> _Input for this task_:
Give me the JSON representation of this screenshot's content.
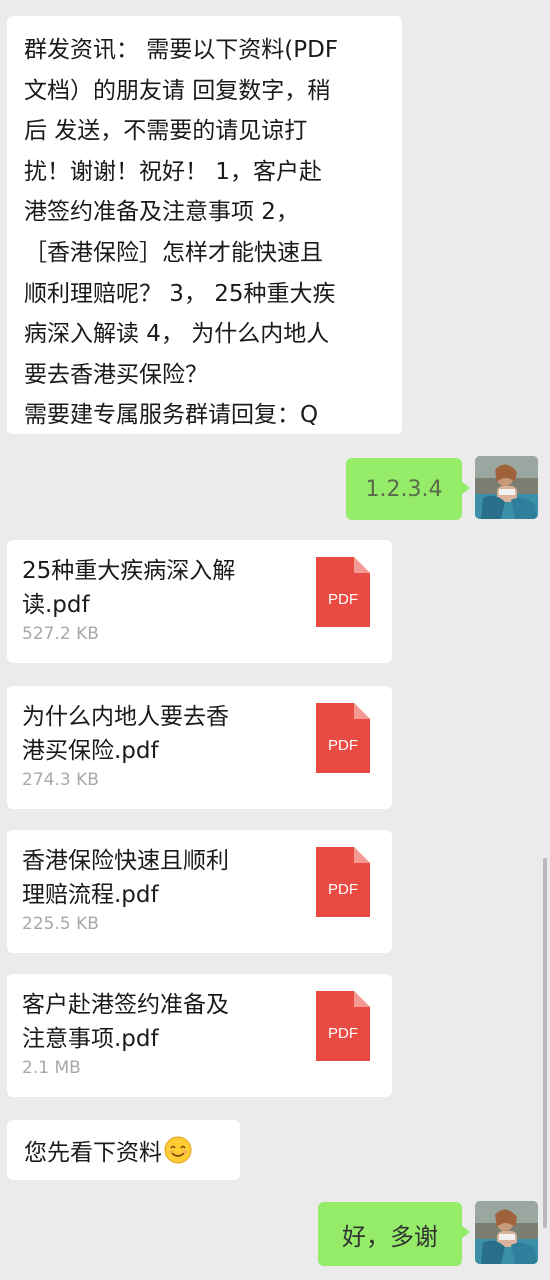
{
  "messages": {
    "broadcast_lines": [
      "群发资讯： 需要以下资料(PDF",
      "文档）的朋友请 回复数字，稍",
      "后 发送，不需要的请见谅打",
      "扰！谢谢！祝好！  1，客户赴",
      "港签约准备及注意事项 2，",
      "［香港保险］怎样才能快速且",
      "顺利理赔呢？ 3， 25种重大疾",
      "病深入解读 4， 为什么内地人",
      "要去香港买保险？",
      "需要建专属服务群请回复：Q"
    ],
    "reply_numbers": "1.2.3.4",
    "read_first": "您先看下资料",
    "thanks": "好，多谢"
  },
  "files": [
    {
      "name_lines": [
        "25种重大疾病深入解",
        "读.pdf"
      ],
      "size": "527.2 KB",
      "icon_label": "PDF"
    },
    {
      "name_lines": [
        "为什么内地人要去香",
        "港买保险.pdf"
      ],
      "size": "274.3 KB",
      "icon_label": "PDF"
    },
    {
      "name_lines": [
        "香港保险快速且顺利",
        "理赔流程.pdf"
      ],
      "size": "225.5 KB",
      "icon_label": "PDF"
    },
    {
      "name_lines": [
        "客户赴港签约准备及",
        "注意事项.pdf"
      ],
      "size": "2.1 MB",
      "icon_label": "PDF"
    }
  ],
  "icons": {
    "file_icon": "pdf-file-icon",
    "emoji": "smiling-face-emoji",
    "avatar": "user-avatar"
  },
  "colors": {
    "chat_background": "#ebebeb",
    "incoming_bubble": "#ffffff",
    "outgoing_bubble": "#95ec69",
    "pdf_red": "#e94a42"
  }
}
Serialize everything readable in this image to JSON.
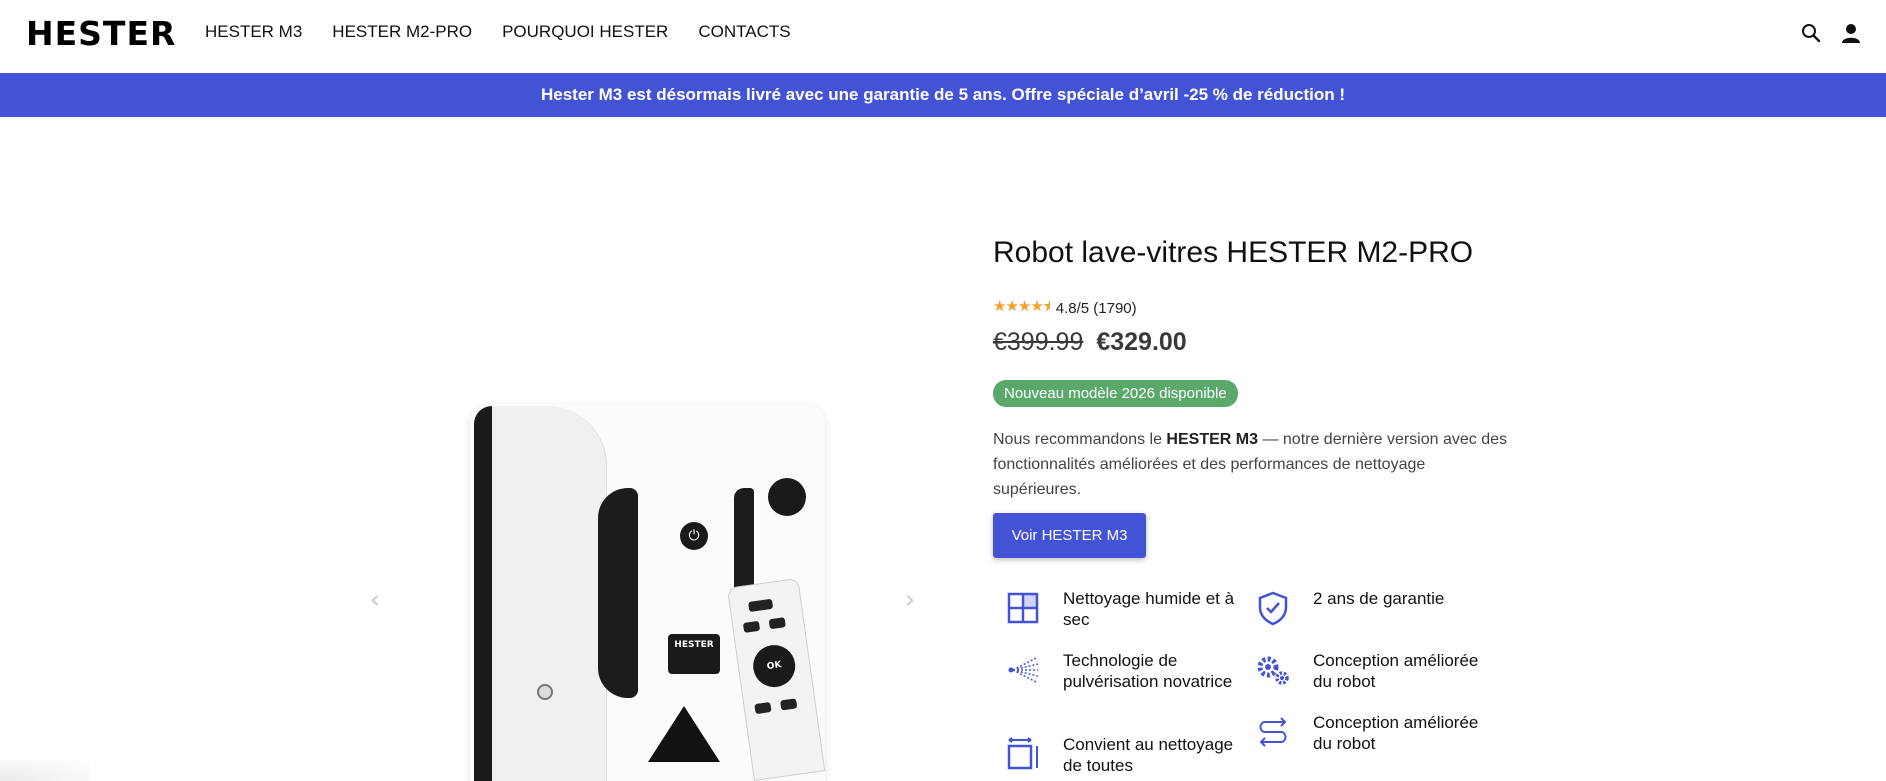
{
  "header": {
    "logo": "HESTER",
    "nav": [
      {
        "label": "HESTER M3"
      },
      {
        "label": "HESTER M2-PRO"
      },
      {
        "label": "POURQUOI HESTER"
      },
      {
        "label": "CONTACTS"
      }
    ],
    "icons": [
      "search-icon",
      "user-icon"
    ]
  },
  "announcement": {
    "text": "Hester M3 est désormais livré avec une garantie de 5 ans. Offre spéciale d’avril -25 % de réduction !"
  },
  "gallery": {
    "prev_arrow": "‹",
    "next_arrow": "›",
    "robot_brand": "HESTER",
    "remote_ok": "OK"
  },
  "product": {
    "title": "Robot lave-vitres HESTER M2-PRO",
    "rating": {
      "stars": "★★★★⯨",
      "value": 4.5,
      "text": "4.8/5 (1790)"
    },
    "old_price": "€399.99",
    "new_price": "€329.00",
    "badge": "Nouveau modèle 2026 disponible",
    "description": {
      "before": "Nous recommandons le ",
      "bold": "HESTER M3",
      "after": " — notre dernière version avec des fonctionnalités améliorées et des performances de nettoyage supérieures."
    },
    "cta_label": "Voir HESTER M3",
    "features": [
      {
        "icon": "grid-window-icon",
        "text": "Nettoyage humide et à sec"
      },
      {
        "icon": "shield-check-icon",
        "text": "2 ans de garantie"
      },
      {
        "icon": "spray-icon",
        "text": "Technologie de pulvérisation novatrice"
      },
      {
        "icon": "gears-icon",
        "text": "Conception améliorée du robot"
      },
      {
        "icon": "resize-icon",
        "text": "Convient au nettoyage de toutes"
      },
      {
        "icon": "route-arrows-icon",
        "text": "Conception améliorée du robot"
      }
    ]
  },
  "colors": {
    "accent": "#4353d6",
    "badge_green": "#5aa86a",
    "star": "#f2a12b"
  }
}
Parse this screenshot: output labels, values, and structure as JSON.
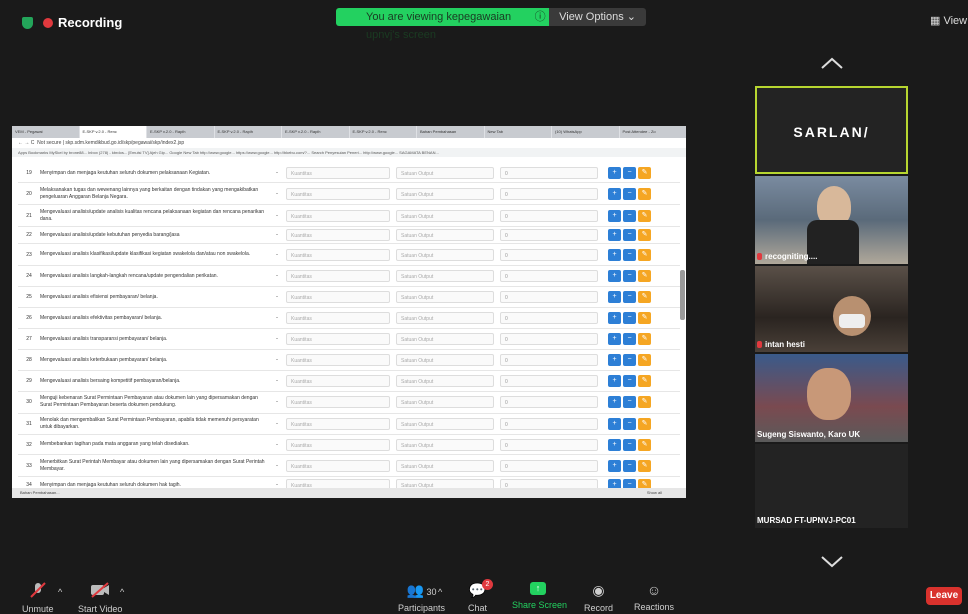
{
  "top": {
    "recording_label": "Recording",
    "share_banner": "You are viewing kepegawaian upnvj's screen",
    "view_options": "View Options",
    "view_button": "View"
  },
  "browser": {
    "tabs": [
      "VEM - Pegawai",
      "E-SKP v.2.0 - Renc",
      "E-SKP v.2.0 - Rapih",
      "E-SKP v.2.0 - Rapih",
      "E-SKP v.2.0 - Rapih",
      "E-SKP v.2.0 - Renc",
      "Bahan Pembahasan",
      "New Tab",
      "(10) WhatsApp",
      "Post Attendee - Zo"
    ],
    "address": "Not secure | skp.sdm.kemdikbud.go.id/skp/pegawai/skp/index2.jsp",
    "bookmarks": "Apps  Bookmarks  MySkel by brone88...  Inbox (278) - kbrdos...  [Emulsi TV] Ajeh Gip...  Google  New Tab  http://www.google...  https://www.google...  http://bkebu.com/?...  Search  Penyesuian Peneri...  http://www.google...  SAGAMATA  BENAN..."
  },
  "table": {
    "qty_placeholder": "Kuantitas",
    "sat_placeholder": "Satuan Output",
    "zero_value": "0",
    "dash": "-",
    "rows": [
      {
        "no": "19",
        "desc": "Menyimpan dan menjaga keutuhan seluruh dokumen pelaksanaan Kegiatan."
      },
      {
        "no": "20",
        "desc": "Melaksanakan tugas dan wewenang lainnya yang berkaitan dengan tindakan yang mengakibatkan pengeluaran Anggaran Belanja Negara."
      },
      {
        "no": "21",
        "desc": "Mengevaluasi analisis/update analisis kualitas rencana pelaksanaan kegiatan dan rencana penarikan dana."
      },
      {
        "no": "22",
        "desc": "Mengevaluasi analisis/update kebutuhan penyedia barang/jasa"
      },
      {
        "no": "23",
        "desc": "Mengevaluasi analisis klasifikasi/update klasifikasi kegiatan swakelola dan/atau non swakelola."
      },
      {
        "no": "24",
        "desc": "Mengevaluasi analisis langkah-langkah rencana/update pengendalian perikatan."
      },
      {
        "no": "25",
        "desc": "Mengevaluasi analisis efisiensi pembayaran/ belanja."
      },
      {
        "no": "26",
        "desc": "Mengevaluasi analisis efektivitas pembayaran/ belanja."
      },
      {
        "no": "27",
        "desc": "Mengevaluasi analisis transparansi pembayaran/ belanja."
      },
      {
        "no": "28",
        "desc": "Mengevaluasi analisis keterbukaan pembayaran/ belanja."
      },
      {
        "no": "29",
        "desc": "Mengevaluasi analisis bersaing kompetitif pembayaran/belanja."
      },
      {
        "no": "30",
        "desc": "Menguji kebenaran Surat Permintaan Pembayaran atau dokumen lain yang dipersamakan dengan Surat Permintaan Pembayaran beserta dokumen pendukung."
      },
      {
        "no": "31",
        "desc": "Menolak dan mengembalikan Surat Permintaan Pembayaran, apabila tidak memenuhi persyaratan untuk dibayarkan."
      },
      {
        "no": "32",
        "desc": "Membebankan tagihan pada mata anggaran yang telah disediakan."
      },
      {
        "no": "33",
        "desc": "Menerbitkan Surat Perintah Membayar atau dokumen lain yang dipersamakan dengan Surat Perintah Membayar."
      },
      {
        "no": "34",
        "desc": "Menyimpan dan menjaga keutuhan seluruh dokumen hak tagih."
      }
    ],
    "btn_add": "+",
    "btn_minus": "−",
    "btn_edit": "✎"
  },
  "taskbar": {
    "text": "Bahan Pembahasan...",
    "show_all": "Show all"
  },
  "participants": {
    "tiles": [
      {
        "name": "SARLAN/"
      },
      {
        "name": "recogniting...."
      },
      {
        "name": "intan hesti"
      },
      {
        "name": "Sugeng Siswanto, Karo UK"
      },
      {
        "name": "MURSAD FT-UPNVJ-PC01"
      }
    ]
  },
  "toolbar": {
    "unmute": "Unmute",
    "start_video": "Start Video",
    "participants": "Participants",
    "participants_count": "30",
    "chat": "Chat",
    "chat_badge": "2",
    "share_screen": "Share Screen",
    "record": "Record",
    "reactions": "Reactions",
    "leave": "Leave"
  },
  "colors": {
    "accent_green": "#23d160",
    "active_speaker": "#b7d630",
    "leave": "#d9322d",
    "share": "#23d160"
  }
}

> _Given problem_: Take every line above carrying "yang" and return it.

> _Exercise output_:
        "desc": "Melaksanakan tugas dan wewenang lainnya yang berkaitan dengan tindakan yang mengakibatkan pengeluaran Anggaran Belanja Negara."
        "desc": "Menguji kebenaran Surat Permintaan Pembayaran atau dokumen lain yang dipersamakan dengan Surat Permintaan Pembayaran beserta dokumen pendukung."
        "desc": "Membebankan tagihan pada mata anggaran yang telah disediakan."
        "desc": "Menerbitkan Surat Perintah Membayar atau dokumen lain yang dipersamakan dengan Surat Perintah Membayar."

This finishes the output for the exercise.